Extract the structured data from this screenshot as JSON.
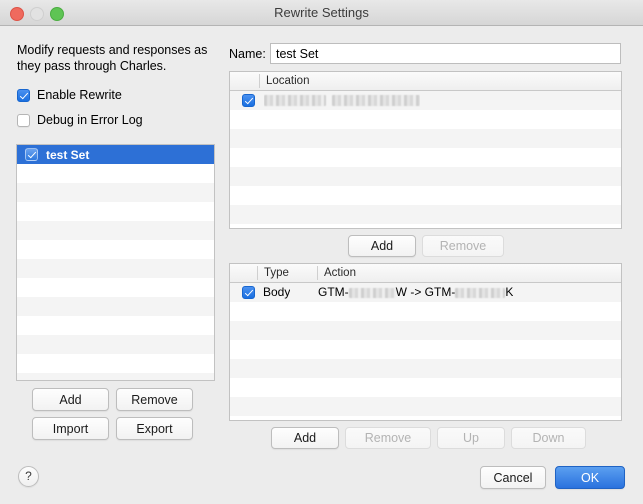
{
  "window": {
    "title": "Rewrite Settings",
    "controls": {
      "close": "close",
      "minimize": "minimize",
      "zoom": "zoom"
    }
  },
  "left_panel": {
    "description": "Modify requests and responses as they pass through Charles.",
    "checkboxes": [
      {
        "label": "Enable Rewrite",
        "checked": true
      },
      {
        "label": "Debug in Error Log",
        "checked": false
      }
    ],
    "sets": [
      {
        "label": "test Set",
        "checked": true,
        "selected": true
      }
    ],
    "buttons": {
      "add": "Add",
      "remove": "Remove",
      "import": "Import",
      "export": "Export"
    }
  },
  "right_panel": {
    "name_label": "Name:",
    "name_value": "test Set",
    "location_table": {
      "columns": [
        "",
        "Location"
      ],
      "rows": [
        {
          "checked": true,
          "location": "[redacted]"
        }
      ],
      "buttons": {
        "add": "Add",
        "remove": "Remove",
        "remove_disabled": true
      }
    },
    "action_table": {
      "columns": [
        "",
        "Type",
        "Action"
      ],
      "rows": [
        {
          "checked": true,
          "type": "Body",
          "action": "GTM-[redacted]W -> GTM-[redacted]K"
        }
      ],
      "buttons": {
        "add": "Add",
        "remove": "Remove",
        "up": "Up",
        "down": "Down",
        "remove_disabled": true,
        "up_disabled": true,
        "down_disabled": true
      }
    }
  },
  "footer": {
    "help": "?",
    "cancel": "Cancel",
    "ok": "OK"
  },
  "colors": {
    "accent": "#2d70d6",
    "window_bg": "#ececec",
    "titlebar": "#e0e0e0",
    "close": "#ef6a5e",
    "zoom": "#5fc454",
    "minimize": "#e2e2e2"
  }
}
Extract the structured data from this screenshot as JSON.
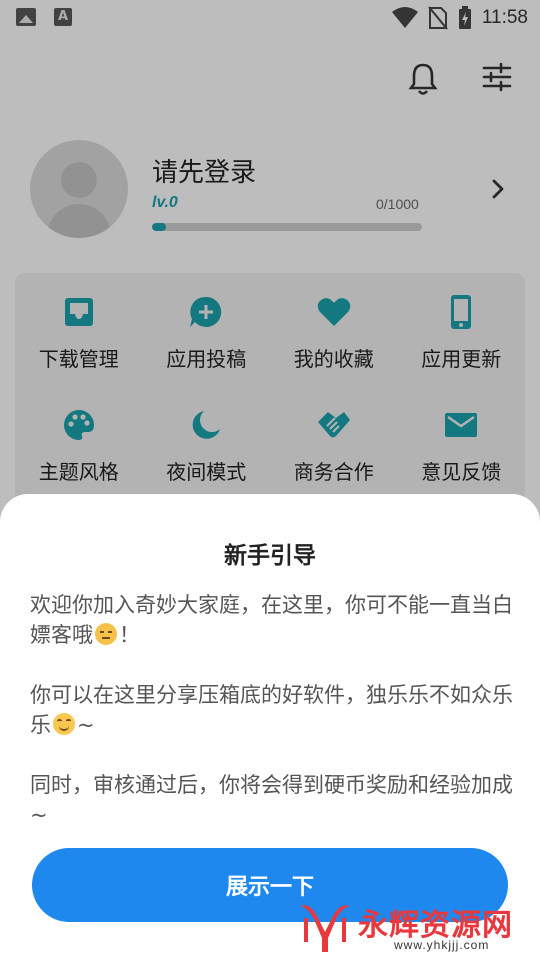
{
  "status_bar": {
    "time": "11:58",
    "left_icons": [
      "image-icon",
      "font-a-icon"
    ],
    "right_icons": [
      "wifi-icon",
      "no-sim-icon",
      "battery-charging-icon"
    ]
  },
  "top_actions": {
    "icons": [
      "bell-icon",
      "settings-sliders-icon"
    ]
  },
  "profile": {
    "title": "请先登录",
    "level": "lv.0",
    "exp_text": "0/1000",
    "exp_progress": 0.05
  },
  "grid": {
    "accent_color": "#1a9aa5",
    "items": [
      {
        "label": "下载管理",
        "icon": "inbox-icon"
      },
      {
        "label": "应用投稿",
        "icon": "chat-plus-icon"
      },
      {
        "label": "我的收藏",
        "icon": "heart-icon"
      },
      {
        "label": "应用更新",
        "icon": "phone-icon"
      },
      {
        "label": "主题风格",
        "icon": "palette-icon"
      },
      {
        "label": "夜间模式",
        "icon": "moon-icon"
      },
      {
        "label": "商务合作",
        "icon": "handshake-icon"
      },
      {
        "label": "意见反馈",
        "icon": "mail-icon"
      }
    ]
  },
  "sheet": {
    "title": "新手引导",
    "p1_text": "欢迎你加入奇妙大家庭，在这里，你可不能一直当白嫖客哦",
    "p1_end": "！",
    "p2_text": "你可以在这里分享压箱底的好软件，独乐乐不如众乐乐",
    "p2_end": "~",
    "p3_text": "同时，审核通过后，你将会得到硬币奖励和经验加成~",
    "button_label": "展示一下",
    "button_color": "#1e88ef"
  },
  "watermark": {
    "text": "永辉资源网",
    "url": "www.yhkjjj.com"
  }
}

_ _ _ _

WRITTEN TASK -
Quote the material exactly. Pictures stay out.

TASK ANSWER -
Extract the structured data from this screenshot as JSON.
{
  "window": {
    "title": "Rewrite Settings",
    "controls": {
      "close": "close",
      "minimize": "minimize",
      "zoom": "zoom"
    }
  },
  "left_panel": {
    "description": "Modify requests and responses as they pass through Charles.",
    "checkboxes": [
      {
        "label": "Enable Rewrite",
        "checked": true
      },
      {
        "label": "Debug in Error Log",
        "checked": false
      }
    ],
    "sets": [
      {
        "label": "test Set",
        "checked": true,
        "selected": true
      }
    ],
    "buttons": {
      "add": "Add",
      "remove": "Remove",
      "import": "Import",
      "export": "Export"
    }
  },
  "right_panel": {
    "name_label": "Name:",
    "name_value": "test Set",
    "location_table": {
      "columns": [
        "",
        "Location"
      ],
      "rows": [
        {
          "checked": true,
          "location": "[redacted]"
        }
      ],
      "buttons": {
        "add": "Add",
        "remove": "Remove",
        "remove_disabled": true
      }
    },
    "action_table": {
      "columns": [
        "",
        "Type",
        "Action"
      ],
      "rows": [
        {
          "checked": true,
          "type": "Body",
          "action": "GTM-[redacted]W -> GTM-[redacted]K"
        }
      ],
      "buttons": {
        "add": "Add",
        "remove": "Remove",
        "up": "Up",
        "down": "Down",
        "remove_disabled": true,
        "up_disabled": true,
        "down_disabled": true
      }
    }
  },
  "footer": {
    "help": "?",
    "cancel": "Cancel",
    "ok": "OK"
  },
  "colors": {
    "accent": "#2d70d6",
    "window_bg": "#ececec",
    "titlebar": "#e0e0e0",
    "close": "#ef6a5e",
    "zoom": "#5fc454",
    "minimize": "#e2e2e2"
  }
}
Extract the structured data from this screenshot as JSON.
{
  "status_bar": {
    "time": "11:58",
    "left_icons": [
      "image-icon",
      "font-a-icon"
    ],
    "right_icons": [
      "wifi-icon",
      "no-sim-icon",
      "battery-charging-icon"
    ]
  },
  "top_actions": {
    "icons": [
      "bell-icon",
      "settings-sliders-icon"
    ]
  },
  "profile": {
    "title": "请先登录",
    "level": "lv.0",
    "exp_text": "0/1000",
    "exp_progress": 0.05
  },
  "grid": {
    "accent_color": "#1a9aa5",
    "items": [
      {
        "label": "下载管理",
        "icon": "inbox-icon"
      },
      {
        "label": "应用投稿",
        "icon": "chat-plus-icon"
      },
      {
        "label": "我的收藏",
        "icon": "heart-icon"
      },
      {
        "label": "应用更新",
        "icon": "phone-icon"
      },
      {
        "label": "主题风格",
        "icon": "palette-icon"
      },
      {
        "label": "夜间模式",
        "icon": "moon-icon"
      },
      {
        "label": "商务合作",
        "icon": "handshake-icon"
      },
      {
        "label": "意见反馈",
        "icon": "mail-icon"
      }
    ]
  },
  "sheet": {
    "title": "新手引导",
    "p1_text": "欢迎你加入奇妙大家庭，在这里，你可不能一直当白嫖客哦",
    "p1_end": "！",
    "p2_text": "你可以在这里分享压箱底的好软件，独乐乐不如众乐乐",
    "p2_end": "~",
    "p3_text": "同时，审核通过后，你将会得到硬币奖励和经验加成~",
    "button_label": "展示一下",
    "button_color": "#1e88ef"
  },
  "watermark": {
    "text": "永辉资源网",
    "url": "www.yhkjjj.com"
  }
}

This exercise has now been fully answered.